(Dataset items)
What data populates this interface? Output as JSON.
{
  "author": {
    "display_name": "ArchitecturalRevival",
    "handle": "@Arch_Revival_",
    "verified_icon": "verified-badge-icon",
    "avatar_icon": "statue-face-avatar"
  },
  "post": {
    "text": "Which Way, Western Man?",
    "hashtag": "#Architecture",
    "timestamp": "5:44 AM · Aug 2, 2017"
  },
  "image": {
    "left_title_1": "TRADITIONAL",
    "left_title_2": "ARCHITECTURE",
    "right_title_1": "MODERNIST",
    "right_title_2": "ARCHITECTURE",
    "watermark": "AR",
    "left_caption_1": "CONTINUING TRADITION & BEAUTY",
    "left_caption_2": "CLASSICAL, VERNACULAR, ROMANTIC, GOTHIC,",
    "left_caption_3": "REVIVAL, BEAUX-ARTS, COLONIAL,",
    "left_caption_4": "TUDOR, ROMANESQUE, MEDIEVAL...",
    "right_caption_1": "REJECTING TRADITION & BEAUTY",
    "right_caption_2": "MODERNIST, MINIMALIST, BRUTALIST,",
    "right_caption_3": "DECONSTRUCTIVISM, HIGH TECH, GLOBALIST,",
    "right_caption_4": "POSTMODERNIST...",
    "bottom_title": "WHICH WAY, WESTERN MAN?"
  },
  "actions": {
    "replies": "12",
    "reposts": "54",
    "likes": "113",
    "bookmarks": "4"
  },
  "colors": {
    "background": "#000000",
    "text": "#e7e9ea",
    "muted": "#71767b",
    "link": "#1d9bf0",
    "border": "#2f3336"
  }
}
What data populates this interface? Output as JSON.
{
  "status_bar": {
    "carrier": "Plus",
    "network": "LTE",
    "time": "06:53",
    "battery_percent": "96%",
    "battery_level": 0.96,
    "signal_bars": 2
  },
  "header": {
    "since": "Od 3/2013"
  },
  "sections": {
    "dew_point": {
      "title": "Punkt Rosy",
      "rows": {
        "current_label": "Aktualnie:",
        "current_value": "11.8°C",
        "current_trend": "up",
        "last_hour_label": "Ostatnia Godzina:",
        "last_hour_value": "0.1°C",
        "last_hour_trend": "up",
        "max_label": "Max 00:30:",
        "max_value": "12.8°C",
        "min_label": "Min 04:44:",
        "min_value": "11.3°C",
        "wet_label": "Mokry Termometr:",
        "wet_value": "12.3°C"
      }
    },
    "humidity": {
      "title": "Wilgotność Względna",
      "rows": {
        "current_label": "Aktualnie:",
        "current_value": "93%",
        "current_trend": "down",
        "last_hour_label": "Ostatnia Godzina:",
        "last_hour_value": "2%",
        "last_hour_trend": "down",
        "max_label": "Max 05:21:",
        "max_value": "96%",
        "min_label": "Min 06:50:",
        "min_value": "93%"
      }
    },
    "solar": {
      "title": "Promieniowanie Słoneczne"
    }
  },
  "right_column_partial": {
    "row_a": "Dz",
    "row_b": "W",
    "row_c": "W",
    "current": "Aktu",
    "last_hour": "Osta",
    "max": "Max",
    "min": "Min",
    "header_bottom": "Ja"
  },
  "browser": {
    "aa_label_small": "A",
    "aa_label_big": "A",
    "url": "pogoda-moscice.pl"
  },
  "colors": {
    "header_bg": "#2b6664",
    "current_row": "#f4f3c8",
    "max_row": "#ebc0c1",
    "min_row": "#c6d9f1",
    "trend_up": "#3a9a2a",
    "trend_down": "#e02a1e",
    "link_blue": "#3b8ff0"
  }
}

WHAT YOU HAVE TO DO:
Go through the records above and retype each one exactly.

RESPONSE FOR THIS EXERCISE:
What data populates this interface? Output as JSON.
{
  "author": {
    "display_name": "ArchitecturalRevival",
    "handle": "@Arch_Revival_",
    "verified_icon": "verified-badge-icon",
    "avatar_icon": "statue-face-avatar"
  },
  "post": {
    "text": "Which Way, Western Man?",
    "hashtag": "#Architecture",
    "timestamp": "5:44 AM · Aug 2, 2017"
  },
  "image": {
    "left_title_1": "TRADITIONAL",
    "left_title_2": "ARCHITECTURE",
    "right_title_1": "MODERNIST",
    "right_title_2": "ARCHITECTURE",
    "watermark": "AR",
    "left_caption_1": "CONTINUING TRADITION & BEAUTY",
    "left_caption_2": "CLASSICAL, VERNACULAR, ROMANTIC, GOTHIC,",
    "left_caption_3": "REVIVAL, BEAUX-ARTS, COLONIAL,",
    "left_caption_4": "TUDOR, ROMANESQUE, MEDIEVAL...",
    "right_caption_1": "REJECTING TRADITION & BEAUTY",
    "right_caption_2": "MODERNIST, MINIMALIST, BRUTALIST,",
    "right_caption_3": "DECONSTRUCTIVISM, HIGH TECH, GLOBALIST,",
    "right_caption_4": "POSTMODERNIST...",
    "bottom_title": "WHICH WAY, WESTERN MAN?"
  },
  "actions": {
    "replies": "12",
    "reposts": "54",
    "likes": "113",
    "bookmarks": "4"
  },
  "colors": {
    "background": "#000000",
    "text": "#e7e9ea",
    "muted": "#71767b",
    "link": "#1d9bf0",
    "border": "#2f3336"
  }
}
What data populates this interface? Output as JSON.
{
  "status_bar": {
    "carrier": "Plus",
    "network": "LTE",
    "time": "06:53",
    "battery_percent": "96%",
    "battery_level": 0.96,
    "signal_bars": 2
  },
  "header": {
    "since": "Od 3/2013"
  },
  "sections": {
    "dew_point": {
      "title": "Punkt Rosy",
      "rows": {
        "current_label": "Aktualnie:",
        "current_value": "11.8°C",
        "current_trend": "up",
        "last_hour_label": "Ostatnia Godzina:",
        "last_hour_value": "0.1°C",
        "last_hour_trend": "up",
        "max_label": "Max 00:30:",
        "max_value": "12.8°C",
        "min_label": "Min 04:44:",
        "min_value": "11.3°C",
        "wet_label": "Mokry Termometr:",
        "wet_value": "12.3°C"
      }
    },
    "humidity": {
      "title": "Wilgotność Względna",
      "rows": {
        "current_label": "Aktualnie:",
        "current_value": "93%",
        "current_trend": "down",
        "last_hour_label": "Ostatnia Godzina:",
        "last_hour_value": "2%",
        "last_hour_trend": "down",
        "max_label": "Max 05:21:",
        "max_value": "96%",
        "min_label": "Min 06:50:",
        "min_value": "93%"
      }
    },
    "solar": {
      "title": "Promieniowanie Słoneczne"
    }
  },
  "right_column_partial": {
    "row_a": "Dz",
    "row_b": "W",
    "row_c": "W",
    "current": "Aktu",
    "last_hour": "Osta",
    "max": "Max",
    "min": "Min",
    "header_bottom": "Ja"
  },
  "browser": {
    "aa_label_small": "A",
    "aa_label_big": "A",
    "url": "pogoda-moscice.pl"
  },
  "colors": {
    "header_bg": "#2b6664",
    "current_row": "#f4f3c8",
    "max_row": "#ebc0c1",
    "min_row": "#c6d9f1",
    "trend_up": "#3a9a2a",
    "trend_down": "#e02a1e",
    "link_blue": "#3b8ff0"
  }
}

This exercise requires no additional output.